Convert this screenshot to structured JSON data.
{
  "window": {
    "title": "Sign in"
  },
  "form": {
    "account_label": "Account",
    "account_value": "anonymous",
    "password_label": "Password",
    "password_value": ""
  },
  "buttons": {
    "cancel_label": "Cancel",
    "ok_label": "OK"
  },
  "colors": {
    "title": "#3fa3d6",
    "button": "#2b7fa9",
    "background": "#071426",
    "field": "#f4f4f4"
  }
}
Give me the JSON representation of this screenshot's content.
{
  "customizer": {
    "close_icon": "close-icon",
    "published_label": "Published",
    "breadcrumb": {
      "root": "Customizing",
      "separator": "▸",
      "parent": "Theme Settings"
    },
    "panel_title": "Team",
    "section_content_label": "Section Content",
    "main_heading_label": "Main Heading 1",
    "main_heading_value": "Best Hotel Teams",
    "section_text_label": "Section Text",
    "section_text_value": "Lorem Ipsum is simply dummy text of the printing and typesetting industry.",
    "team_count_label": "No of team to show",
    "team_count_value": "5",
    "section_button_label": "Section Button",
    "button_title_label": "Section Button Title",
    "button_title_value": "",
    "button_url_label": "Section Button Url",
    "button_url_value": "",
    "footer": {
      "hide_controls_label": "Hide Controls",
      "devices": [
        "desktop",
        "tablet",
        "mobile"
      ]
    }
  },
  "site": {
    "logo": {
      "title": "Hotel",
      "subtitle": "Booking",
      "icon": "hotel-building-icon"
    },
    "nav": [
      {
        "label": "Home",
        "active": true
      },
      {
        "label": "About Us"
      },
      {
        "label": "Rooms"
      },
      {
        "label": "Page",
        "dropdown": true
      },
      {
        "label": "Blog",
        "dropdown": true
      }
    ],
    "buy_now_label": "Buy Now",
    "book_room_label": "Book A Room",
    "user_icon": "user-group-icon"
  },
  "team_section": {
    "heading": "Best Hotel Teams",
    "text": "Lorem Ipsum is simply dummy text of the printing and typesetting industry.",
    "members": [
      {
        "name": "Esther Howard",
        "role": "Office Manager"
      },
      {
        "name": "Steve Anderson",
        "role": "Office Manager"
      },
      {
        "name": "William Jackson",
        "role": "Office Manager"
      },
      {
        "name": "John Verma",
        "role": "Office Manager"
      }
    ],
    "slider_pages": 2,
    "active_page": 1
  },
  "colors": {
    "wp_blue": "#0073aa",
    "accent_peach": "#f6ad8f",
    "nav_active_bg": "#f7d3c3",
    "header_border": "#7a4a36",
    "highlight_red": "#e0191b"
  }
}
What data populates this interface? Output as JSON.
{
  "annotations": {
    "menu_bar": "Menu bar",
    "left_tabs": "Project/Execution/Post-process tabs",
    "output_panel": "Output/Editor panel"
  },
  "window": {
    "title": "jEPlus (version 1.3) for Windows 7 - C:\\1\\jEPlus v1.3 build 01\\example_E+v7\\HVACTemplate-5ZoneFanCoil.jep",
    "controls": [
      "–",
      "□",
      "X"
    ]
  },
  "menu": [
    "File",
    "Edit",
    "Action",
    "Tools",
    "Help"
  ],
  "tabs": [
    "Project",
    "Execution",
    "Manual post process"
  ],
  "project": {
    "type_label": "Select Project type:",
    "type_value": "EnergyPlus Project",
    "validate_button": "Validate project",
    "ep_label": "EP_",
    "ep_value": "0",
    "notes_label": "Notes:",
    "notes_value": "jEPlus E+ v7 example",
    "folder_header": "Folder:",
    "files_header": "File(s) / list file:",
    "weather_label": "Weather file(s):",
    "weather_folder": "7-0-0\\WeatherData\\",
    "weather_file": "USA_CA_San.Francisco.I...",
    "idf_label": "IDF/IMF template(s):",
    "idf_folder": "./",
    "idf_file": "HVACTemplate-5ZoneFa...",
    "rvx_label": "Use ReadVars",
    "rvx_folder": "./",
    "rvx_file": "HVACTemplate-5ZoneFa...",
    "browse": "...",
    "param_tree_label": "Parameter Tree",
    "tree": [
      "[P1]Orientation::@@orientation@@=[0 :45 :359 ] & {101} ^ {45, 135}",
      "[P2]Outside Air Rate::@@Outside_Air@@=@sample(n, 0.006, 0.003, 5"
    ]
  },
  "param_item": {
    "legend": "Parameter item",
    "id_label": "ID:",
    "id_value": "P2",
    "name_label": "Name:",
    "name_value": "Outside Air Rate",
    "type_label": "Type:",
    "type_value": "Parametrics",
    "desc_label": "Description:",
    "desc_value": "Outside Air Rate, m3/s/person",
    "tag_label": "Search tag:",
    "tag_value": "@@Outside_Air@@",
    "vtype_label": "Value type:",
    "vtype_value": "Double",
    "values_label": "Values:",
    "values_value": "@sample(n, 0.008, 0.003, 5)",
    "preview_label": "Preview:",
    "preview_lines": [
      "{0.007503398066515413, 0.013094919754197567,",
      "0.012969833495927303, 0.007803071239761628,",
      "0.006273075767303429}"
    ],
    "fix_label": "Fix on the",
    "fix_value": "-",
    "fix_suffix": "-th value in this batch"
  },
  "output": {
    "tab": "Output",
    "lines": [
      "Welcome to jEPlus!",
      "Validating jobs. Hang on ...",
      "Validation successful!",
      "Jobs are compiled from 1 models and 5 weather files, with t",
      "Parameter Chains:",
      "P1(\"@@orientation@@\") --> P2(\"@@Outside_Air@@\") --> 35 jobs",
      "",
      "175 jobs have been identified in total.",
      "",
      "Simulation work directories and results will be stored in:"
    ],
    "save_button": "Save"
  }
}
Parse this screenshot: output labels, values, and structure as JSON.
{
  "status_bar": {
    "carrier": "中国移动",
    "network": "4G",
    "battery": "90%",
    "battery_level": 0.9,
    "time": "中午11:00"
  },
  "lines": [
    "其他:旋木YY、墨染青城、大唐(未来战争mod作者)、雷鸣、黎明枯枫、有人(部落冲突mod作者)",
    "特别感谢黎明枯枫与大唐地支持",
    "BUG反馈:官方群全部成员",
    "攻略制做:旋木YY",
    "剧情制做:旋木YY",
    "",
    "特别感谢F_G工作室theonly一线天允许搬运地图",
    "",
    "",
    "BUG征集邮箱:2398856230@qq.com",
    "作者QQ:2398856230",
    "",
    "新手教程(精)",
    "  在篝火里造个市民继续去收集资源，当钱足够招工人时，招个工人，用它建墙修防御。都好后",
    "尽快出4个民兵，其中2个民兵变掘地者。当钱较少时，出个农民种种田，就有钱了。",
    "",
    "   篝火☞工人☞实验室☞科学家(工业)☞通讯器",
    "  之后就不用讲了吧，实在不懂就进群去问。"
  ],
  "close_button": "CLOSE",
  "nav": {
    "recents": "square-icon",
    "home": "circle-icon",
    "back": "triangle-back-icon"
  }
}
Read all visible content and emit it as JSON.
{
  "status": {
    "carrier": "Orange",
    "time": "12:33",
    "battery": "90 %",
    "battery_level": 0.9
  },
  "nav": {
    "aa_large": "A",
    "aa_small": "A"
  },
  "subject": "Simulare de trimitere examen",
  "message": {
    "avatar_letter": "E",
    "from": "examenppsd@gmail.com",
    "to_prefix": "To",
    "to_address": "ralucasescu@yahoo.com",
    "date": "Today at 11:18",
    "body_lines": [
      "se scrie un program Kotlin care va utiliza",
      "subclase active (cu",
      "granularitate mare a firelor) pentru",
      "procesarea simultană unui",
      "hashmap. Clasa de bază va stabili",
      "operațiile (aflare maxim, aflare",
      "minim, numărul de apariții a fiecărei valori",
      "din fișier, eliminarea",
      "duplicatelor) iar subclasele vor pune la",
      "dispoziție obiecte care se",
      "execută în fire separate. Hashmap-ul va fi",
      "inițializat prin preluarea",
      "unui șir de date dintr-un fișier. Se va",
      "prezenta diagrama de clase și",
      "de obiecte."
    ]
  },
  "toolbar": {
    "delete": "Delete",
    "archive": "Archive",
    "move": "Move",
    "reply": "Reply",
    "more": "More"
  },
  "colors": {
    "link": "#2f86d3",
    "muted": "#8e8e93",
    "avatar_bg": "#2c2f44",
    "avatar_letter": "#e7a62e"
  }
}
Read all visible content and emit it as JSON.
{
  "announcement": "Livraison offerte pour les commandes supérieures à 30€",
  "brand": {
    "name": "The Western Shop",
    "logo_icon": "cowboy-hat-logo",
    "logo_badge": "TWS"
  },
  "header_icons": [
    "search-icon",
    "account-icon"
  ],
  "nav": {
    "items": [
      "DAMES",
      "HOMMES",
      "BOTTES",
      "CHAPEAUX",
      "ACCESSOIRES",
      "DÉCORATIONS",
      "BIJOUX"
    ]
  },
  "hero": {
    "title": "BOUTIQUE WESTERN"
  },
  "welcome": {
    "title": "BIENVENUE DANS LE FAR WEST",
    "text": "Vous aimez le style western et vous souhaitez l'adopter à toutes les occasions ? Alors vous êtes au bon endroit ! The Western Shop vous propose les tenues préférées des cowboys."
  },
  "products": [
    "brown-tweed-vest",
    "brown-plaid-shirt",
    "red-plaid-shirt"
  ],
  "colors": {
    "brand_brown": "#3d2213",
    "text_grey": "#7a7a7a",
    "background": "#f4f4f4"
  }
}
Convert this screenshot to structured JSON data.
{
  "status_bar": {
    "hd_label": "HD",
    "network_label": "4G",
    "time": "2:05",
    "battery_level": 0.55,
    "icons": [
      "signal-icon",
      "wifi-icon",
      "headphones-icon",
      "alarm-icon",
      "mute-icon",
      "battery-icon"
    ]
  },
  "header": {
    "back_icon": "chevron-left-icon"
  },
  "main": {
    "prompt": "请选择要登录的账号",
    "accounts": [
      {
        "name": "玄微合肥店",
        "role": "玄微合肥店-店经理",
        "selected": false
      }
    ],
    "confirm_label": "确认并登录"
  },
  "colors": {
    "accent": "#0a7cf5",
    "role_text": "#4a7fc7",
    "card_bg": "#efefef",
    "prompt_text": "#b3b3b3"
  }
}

> _EXERCISE DETAILS_:
Return only the number of lines in the data that contain "tabs".

> _WRITTEN REPLY_:
2